— Instructions for the task —
Write out the data again exactly, skipping every picture.

===== Extracted material =====

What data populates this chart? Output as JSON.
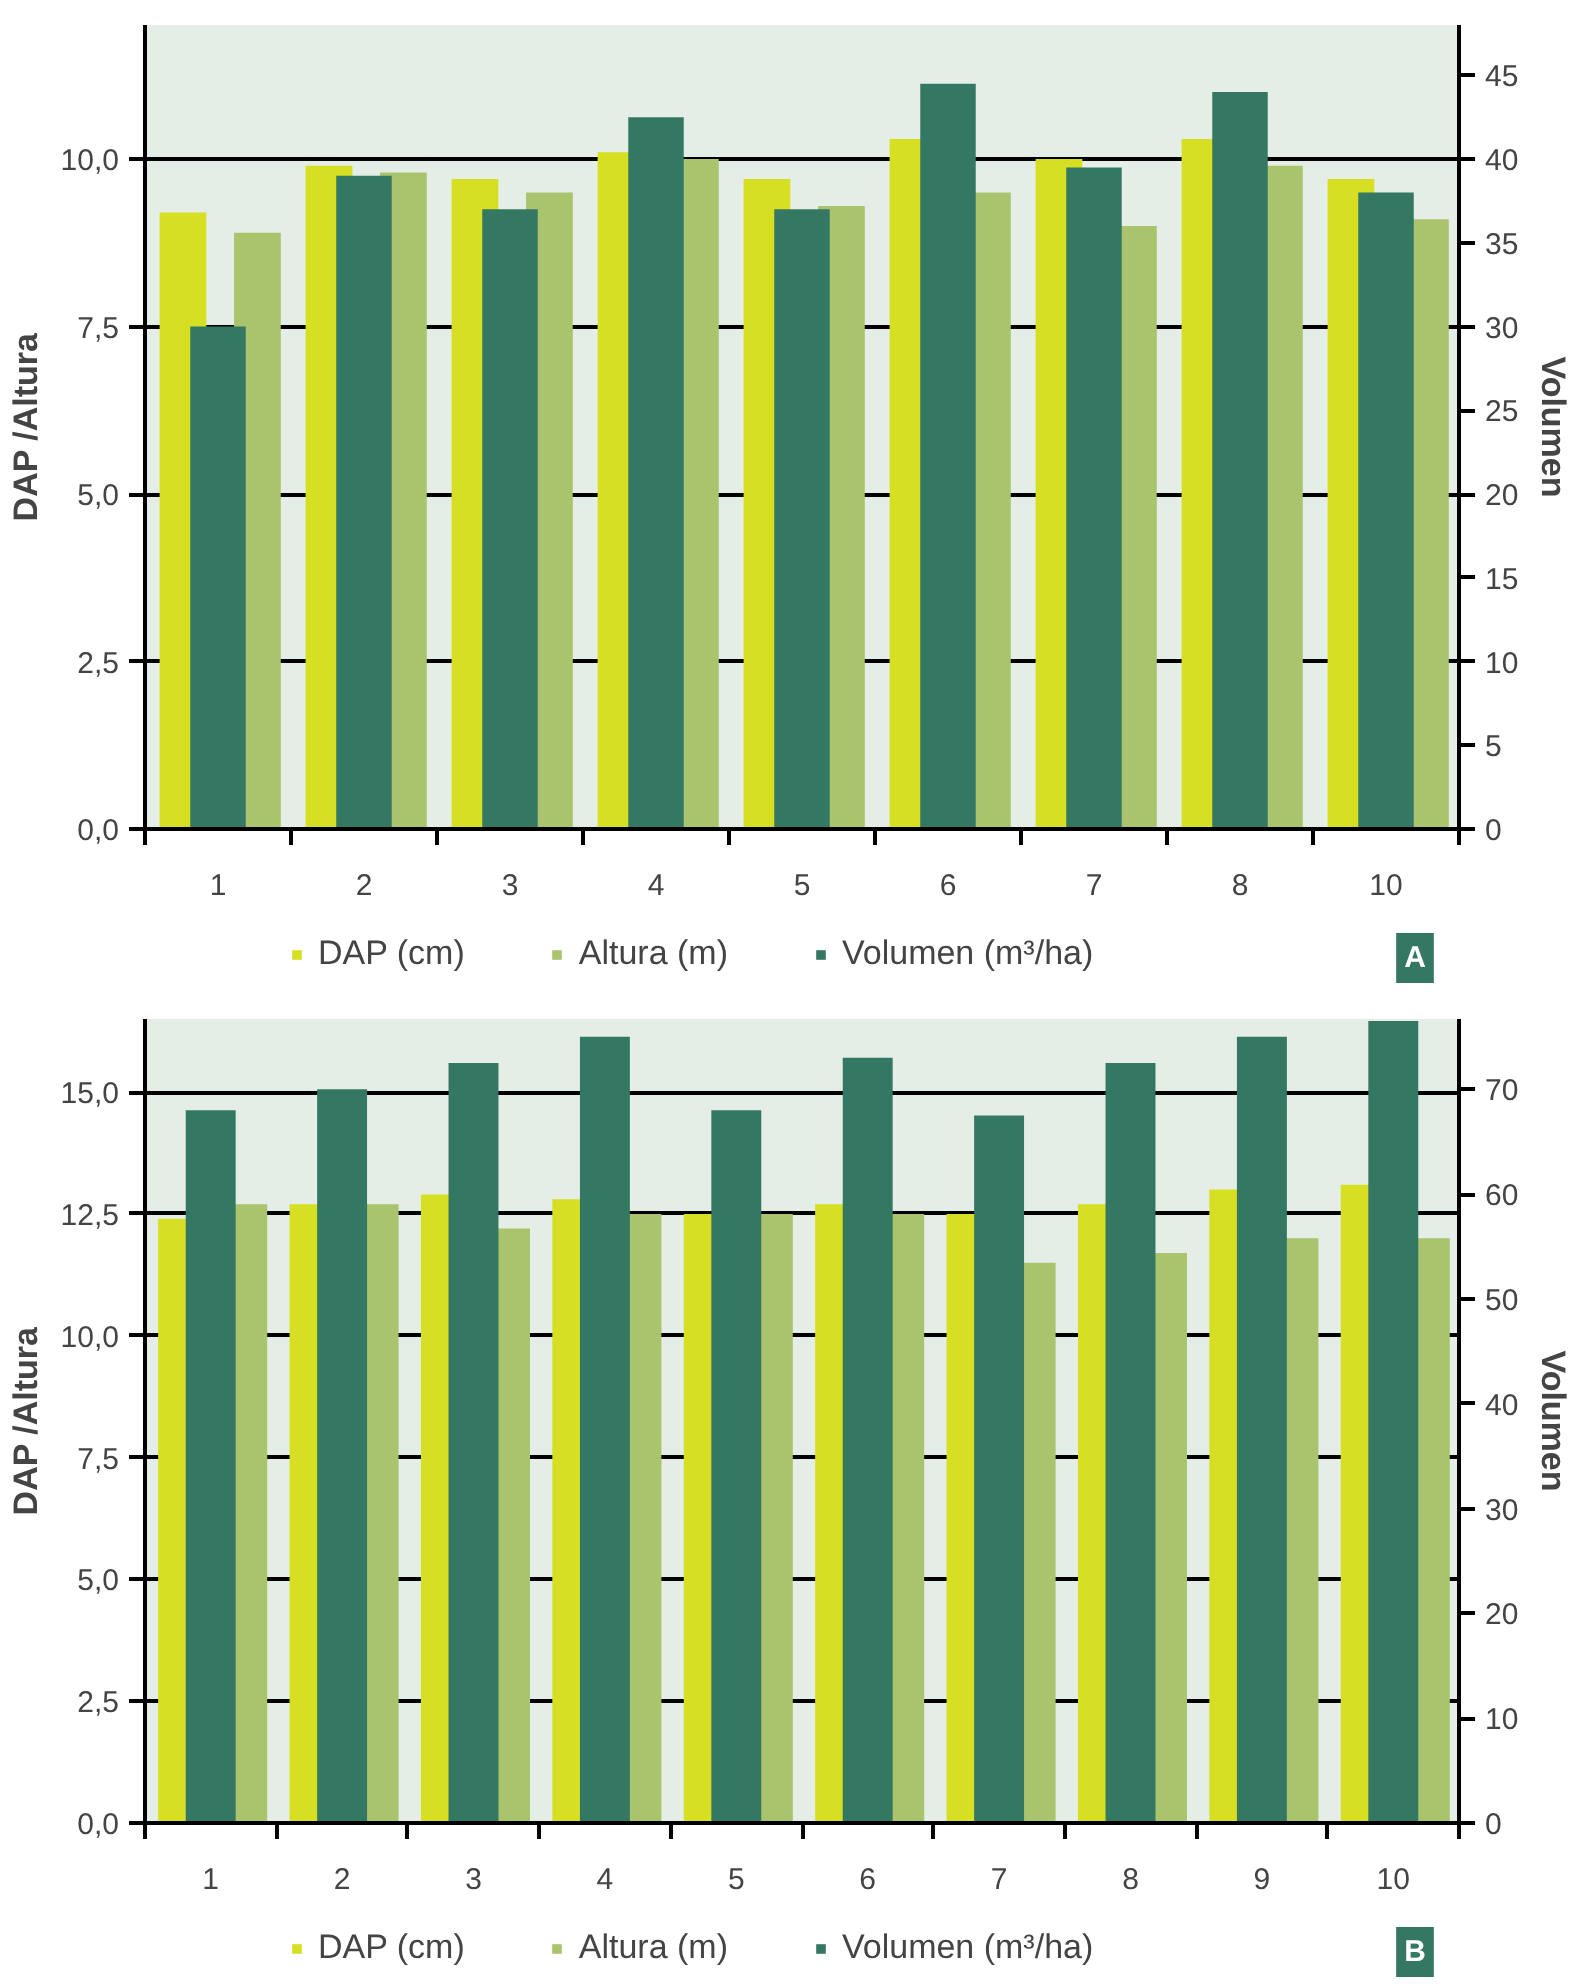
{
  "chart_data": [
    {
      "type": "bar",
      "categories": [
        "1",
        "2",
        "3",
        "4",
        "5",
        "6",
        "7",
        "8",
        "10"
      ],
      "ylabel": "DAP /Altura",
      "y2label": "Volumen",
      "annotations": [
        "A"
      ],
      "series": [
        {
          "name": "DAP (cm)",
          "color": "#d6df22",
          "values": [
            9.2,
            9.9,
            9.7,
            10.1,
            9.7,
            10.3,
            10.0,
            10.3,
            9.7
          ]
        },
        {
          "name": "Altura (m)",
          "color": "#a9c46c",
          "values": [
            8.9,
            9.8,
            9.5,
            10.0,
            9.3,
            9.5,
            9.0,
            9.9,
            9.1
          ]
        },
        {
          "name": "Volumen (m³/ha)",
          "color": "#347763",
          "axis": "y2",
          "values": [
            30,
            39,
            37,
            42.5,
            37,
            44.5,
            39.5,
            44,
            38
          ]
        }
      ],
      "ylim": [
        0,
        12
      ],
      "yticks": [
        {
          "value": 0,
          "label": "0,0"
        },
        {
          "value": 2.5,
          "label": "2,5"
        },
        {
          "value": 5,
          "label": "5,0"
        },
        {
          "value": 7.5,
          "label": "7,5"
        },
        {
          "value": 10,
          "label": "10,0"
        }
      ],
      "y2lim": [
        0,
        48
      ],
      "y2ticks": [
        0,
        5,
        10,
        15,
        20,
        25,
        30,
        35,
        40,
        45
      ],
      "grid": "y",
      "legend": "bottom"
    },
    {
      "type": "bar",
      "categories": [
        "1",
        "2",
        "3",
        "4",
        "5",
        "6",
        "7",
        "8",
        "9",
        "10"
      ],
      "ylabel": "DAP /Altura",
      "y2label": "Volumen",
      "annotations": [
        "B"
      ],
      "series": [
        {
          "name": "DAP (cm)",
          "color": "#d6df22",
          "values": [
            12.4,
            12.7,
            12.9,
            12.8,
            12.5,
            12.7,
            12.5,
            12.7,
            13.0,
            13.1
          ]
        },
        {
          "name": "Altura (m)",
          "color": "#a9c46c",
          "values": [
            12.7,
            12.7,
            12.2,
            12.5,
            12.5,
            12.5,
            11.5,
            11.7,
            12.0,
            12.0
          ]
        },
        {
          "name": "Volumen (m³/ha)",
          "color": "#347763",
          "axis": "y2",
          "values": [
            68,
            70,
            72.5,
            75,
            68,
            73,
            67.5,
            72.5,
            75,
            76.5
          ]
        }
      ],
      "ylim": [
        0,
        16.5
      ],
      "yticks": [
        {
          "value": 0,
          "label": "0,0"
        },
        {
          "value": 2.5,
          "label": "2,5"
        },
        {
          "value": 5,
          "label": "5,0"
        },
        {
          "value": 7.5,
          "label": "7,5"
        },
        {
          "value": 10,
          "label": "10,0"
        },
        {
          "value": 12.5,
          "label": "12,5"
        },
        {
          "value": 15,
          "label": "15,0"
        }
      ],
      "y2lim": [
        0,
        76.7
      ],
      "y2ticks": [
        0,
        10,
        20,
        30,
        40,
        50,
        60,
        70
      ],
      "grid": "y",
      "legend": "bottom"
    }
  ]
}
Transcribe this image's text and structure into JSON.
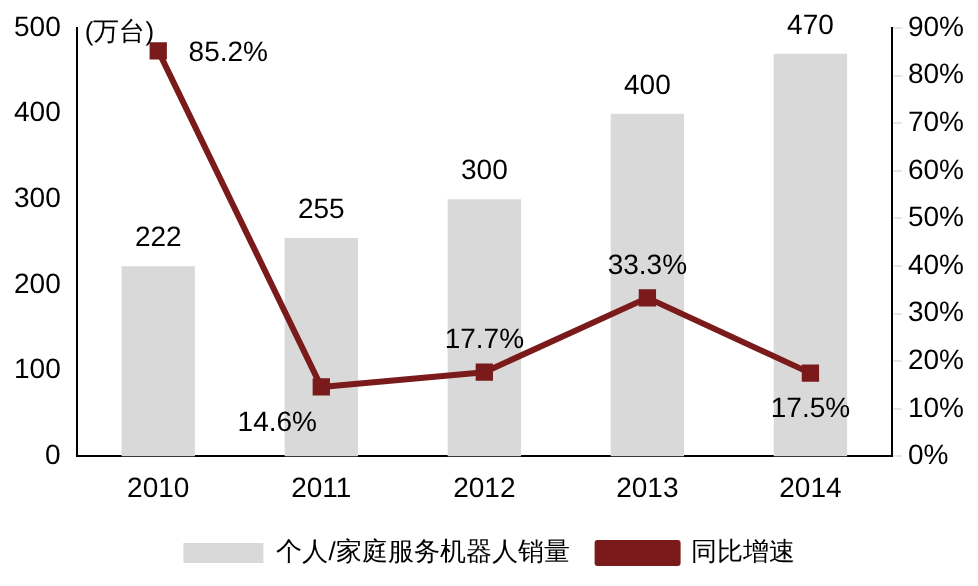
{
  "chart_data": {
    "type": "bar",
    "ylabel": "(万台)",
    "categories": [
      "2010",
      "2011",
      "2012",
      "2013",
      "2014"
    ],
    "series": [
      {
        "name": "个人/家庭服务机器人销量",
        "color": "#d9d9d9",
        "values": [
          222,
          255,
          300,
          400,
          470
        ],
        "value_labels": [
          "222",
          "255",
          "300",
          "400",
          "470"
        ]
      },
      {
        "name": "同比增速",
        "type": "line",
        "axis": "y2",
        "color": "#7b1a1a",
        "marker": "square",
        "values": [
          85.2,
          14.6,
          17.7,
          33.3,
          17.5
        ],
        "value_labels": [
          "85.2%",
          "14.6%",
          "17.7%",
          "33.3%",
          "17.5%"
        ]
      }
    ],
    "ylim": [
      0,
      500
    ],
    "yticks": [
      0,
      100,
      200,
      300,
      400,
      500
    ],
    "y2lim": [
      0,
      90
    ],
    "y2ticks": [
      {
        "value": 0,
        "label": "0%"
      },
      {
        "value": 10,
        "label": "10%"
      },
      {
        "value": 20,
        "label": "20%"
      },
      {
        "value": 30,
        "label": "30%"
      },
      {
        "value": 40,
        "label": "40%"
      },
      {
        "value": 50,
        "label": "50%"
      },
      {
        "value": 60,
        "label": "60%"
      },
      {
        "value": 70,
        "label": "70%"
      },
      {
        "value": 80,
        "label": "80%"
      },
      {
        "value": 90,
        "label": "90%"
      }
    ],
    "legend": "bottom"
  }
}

=====

— Exercise solution —
What data populates this chart? Output as JSON.
{
  "chart_data": [
    {
      "type": "bar",
      "categories": [
        "1",
        "2",
        "3",
        "4",
        "5",
        "6",
        "7",
        "8",
        "10"
      ],
      "ylabel": "DAP /Altura",
      "y2label": "Volumen",
      "annotations": [
        "A"
      ],
      "series": [
        {
          "name": "DAP (cm)",
          "color": "#d6df22",
          "values": [
            9.2,
            9.9,
            9.7,
            10.1,
            9.7,
            10.3,
            10.0,
            10.3,
            9.7
          ]
        },
        {
          "name": "Altura (m)",
          "color": "#a9c46c",
          "values": [
            8.9,
            9.8,
            9.5,
            10.0,
            9.3,
            9.5,
            9.0,
            9.9,
            9.1
          ]
        },
        {
          "name": "Volumen (m³/ha)",
          "color": "#347763",
          "axis": "y2",
          "values": [
            30,
            39,
            37,
            42.5,
            37,
            44.5,
            39.5,
            44,
            38
          ]
        }
      ],
      "ylim": [
        0,
        12
      ],
      "yticks": [
        {
          "value": 0,
          "label": "0,0"
        },
        {
          "value": 2.5,
          "label": "2,5"
        },
        {
          "value": 5,
          "label": "5,0"
        },
        {
          "value": 7.5,
          "label": "7,5"
        },
        {
          "value": 10,
          "label": "10,0"
        }
      ],
      "y2lim": [
        0,
        48
      ],
      "y2ticks": [
        0,
        5,
        10,
        15,
        20,
        25,
        30,
        35,
        40,
        45
      ],
      "grid": "y",
      "legend": "bottom"
    },
    {
      "type": "bar",
      "categories": [
        "1",
        "2",
        "3",
        "4",
        "5",
        "6",
        "7",
        "8",
        "9",
        "10"
      ],
      "ylabel": "DAP /Altura",
      "y2label": "Volumen",
      "annotations": [
        "B"
      ],
      "series": [
        {
          "name": "DAP (cm)",
          "color": "#d6df22",
          "values": [
            12.4,
            12.7,
            12.9,
            12.8,
            12.5,
            12.7,
            12.5,
            12.7,
            13.0,
            13.1
          ]
        },
        {
          "name": "Altura (m)",
          "color": "#a9c46c",
          "values": [
            12.7,
            12.7,
            12.2,
            12.5,
            12.5,
            12.5,
            11.5,
            11.7,
            12.0,
            12.0
          ]
        },
        {
          "name": "Volumen (m³/ha)",
          "color": "#347763",
          "axis": "y2",
          "values": [
            68,
            70,
            72.5,
            75,
            68,
            73,
            67.5,
            72.5,
            75,
            76.5
          ]
        }
      ],
      "ylim": [
        0,
        16.5
      ],
      "yticks": [
        {
          "value": 0,
          "label": "0,0"
        },
        {
          "value": 2.5,
          "label": "2,5"
        },
        {
          "value": 5,
          "label": "5,0"
        },
        {
          "value": 7.5,
          "label": "7,5"
        },
        {
          "value": 10,
          "label": "10,0"
        },
        {
          "value": 12.5,
          "label": "12,5"
        },
        {
          "value": 15,
          "label": "15,0"
        }
      ],
      "y2lim": [
        0,
        76.7
      ],
      "y2ticks": [
        0,
        10,
        20,
        30,
        40,
        50,
        60,
        70
      ],
      "grid": "y",
      "legend": "bottom"
    }
  ]
}
Transcribe this image's text and structure into JSON.
{
  "chart_data": {
    "type": "bar",
    "ylabel": "(万台)",
    "categories": [
      "2010",
      "2011",
      "2012",
      "2013",
      "2014"
    ],
    "series": [
      {
        "name": "个人/家庭服务机器人销量",
        "color": "#d9d9d9",
        "values": [
          222,
          255,
          300,
          400,
          470
        ],
        "value_labels": [
          "222",
          "255",
          "300",
          "400",
          "470"
        ]
      },
      {
        "name": "同比增速",
        "type": "line",
        "axis": "y2",
        "color": "#7b1a1a",
        "marker": "square",
        "values": [
          85.2,
          14.6,
          17.7,
          33.3,
          17.5
        ],
        "value_labels": [
          "85.2%",
          "14.6%",
          "17.7%",
          "33.3%",
          "17.5%"
        ]
      }
    ],
    "ylim": [
      0,
      500
    ],
    "yticks": [
      0,
      100,
      200,
      300,
      400,
      500
    ],
    "y2lim": [
      0,
      90
    ],
    "y2ticks": [
      {
        "value": 0,
        "label": "0%"
      },
      {
        "value": 10,
        "label": "10%"
      },
      {
        "value": 20,
        "label": "20%"
      },
      {
        "value": 30,
        "label": "30%"
      },
      {
        "value": 40,
        "label": "40%"
      },
      {
        "value": 50,
        "label": "50%"
      },
      {
        "value": 60,
        "label": "60%"
      },
      {
        "value": 70,
        "label": "70%"
      },
      {
        "value": 80,
        "label": "80%"
      },
      {
        "value": 90,
        "label": "90%"
      }
    ],
    "legend": "bottom"
  }
}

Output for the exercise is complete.